Would it be possible to write out each entry below exactly, without the pictures?

□ □ □ □ □

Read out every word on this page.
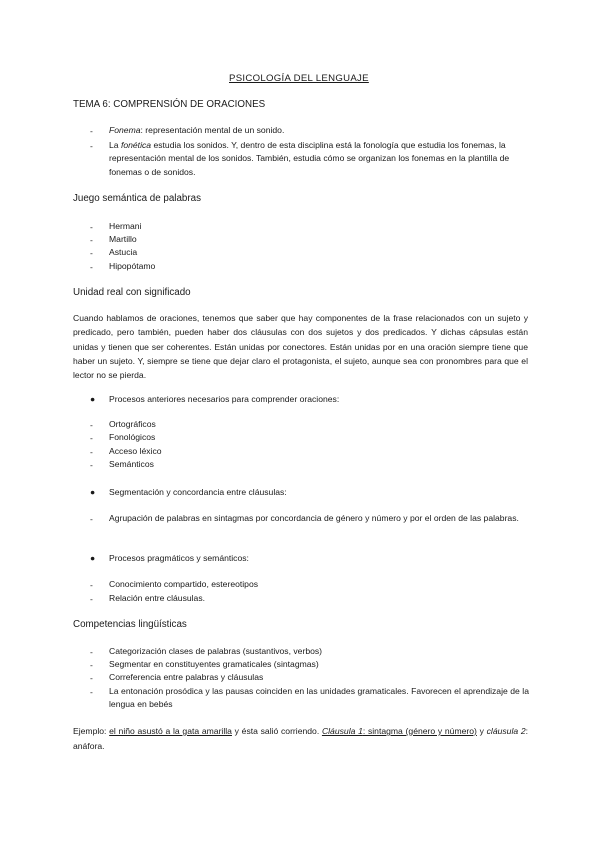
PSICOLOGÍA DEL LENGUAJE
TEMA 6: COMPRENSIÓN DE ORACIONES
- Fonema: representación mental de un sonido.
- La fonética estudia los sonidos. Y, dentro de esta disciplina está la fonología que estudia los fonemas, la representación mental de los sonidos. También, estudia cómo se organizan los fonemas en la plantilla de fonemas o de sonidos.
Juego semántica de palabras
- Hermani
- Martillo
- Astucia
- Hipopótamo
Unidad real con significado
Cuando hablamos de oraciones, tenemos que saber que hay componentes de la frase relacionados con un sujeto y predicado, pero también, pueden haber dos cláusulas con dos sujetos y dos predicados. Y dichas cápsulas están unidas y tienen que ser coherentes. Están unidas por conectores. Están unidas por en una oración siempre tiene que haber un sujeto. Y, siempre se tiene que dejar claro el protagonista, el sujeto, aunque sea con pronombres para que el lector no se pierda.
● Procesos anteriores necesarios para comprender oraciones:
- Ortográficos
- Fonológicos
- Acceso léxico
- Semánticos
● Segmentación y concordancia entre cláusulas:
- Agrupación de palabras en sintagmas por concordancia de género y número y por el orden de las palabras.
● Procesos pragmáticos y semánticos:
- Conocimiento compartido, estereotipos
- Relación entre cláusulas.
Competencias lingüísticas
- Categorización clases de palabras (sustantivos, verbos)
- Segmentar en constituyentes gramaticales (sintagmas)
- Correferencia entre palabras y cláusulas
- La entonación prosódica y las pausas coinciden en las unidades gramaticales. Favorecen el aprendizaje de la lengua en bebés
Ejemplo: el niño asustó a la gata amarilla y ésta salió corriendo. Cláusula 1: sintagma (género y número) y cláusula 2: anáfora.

□ □ □ □ □

* Exercise answer *
Read out every word on this page.
PSICOLOGÍA DEL LENGUAJE
TEMA 6: COMPRENSIÓN DE ORACIONES
- Fonema: representación mental de un sonido.
- La fonética estudia los sonidos. Y, dentro de esta disciplina está la fonología que estudia los fonemas, la representación mental de los sonidos. También, estudia cómo se organizan los fonemas en la plantilla de fonemas o de sonidos.
Juego semántica de palabras
- Hermani
- Martillo
- Astucia
- Hipopótamo
Unidad real con significado
Cuando hablamos de oraciones, tenemos que saber que hay componentes de la frase relacionados con un sujeto y predicado, pero también, pueden haber dos cláusulas con dos sujetos y dos predicados. Y dichas cápsulas están unidas y tienen que ser coherentes. Están unidas por conectores. Están unidas por en una oración siempre tiene que haber un sujeto. Y, siempre se tiene que dejar claro el protagonista, el sujeto, aunque sea con pronombres para que el lector no se pierda.
● Procesos anteriores necesarios para comprender oraciones:
- Ortográficos
- Fonológicos
- Acceso léxico
- Semánticos
● Segmentación y concordancia entre cláusulas:
- Agrupación de palabras en sintagmas por concordancia de género y número y por el orden de las palabras.
● Procesos pragmáticos y semánticos:
- Conocimiento compartido, estereotipos
- Relación entre cláusulas.
Competencias lingüísticas
- Categorización clases de palabras (sustantivos, verbos)
- Segmentar en constituyentes gramaticales (sintagmas)
- Correferencia entre palabras y cláusulas
- La entonación prosódica y las pausas coinciden en las unidades gramaticales. Favorecen el aprendizaje de la lengua en bebés
Ejemplo: el niño asustó a la gata amarilla y ésta salió corriendo. Cláusula 1: sintagma (género y número) y cláusula 2: anáfora.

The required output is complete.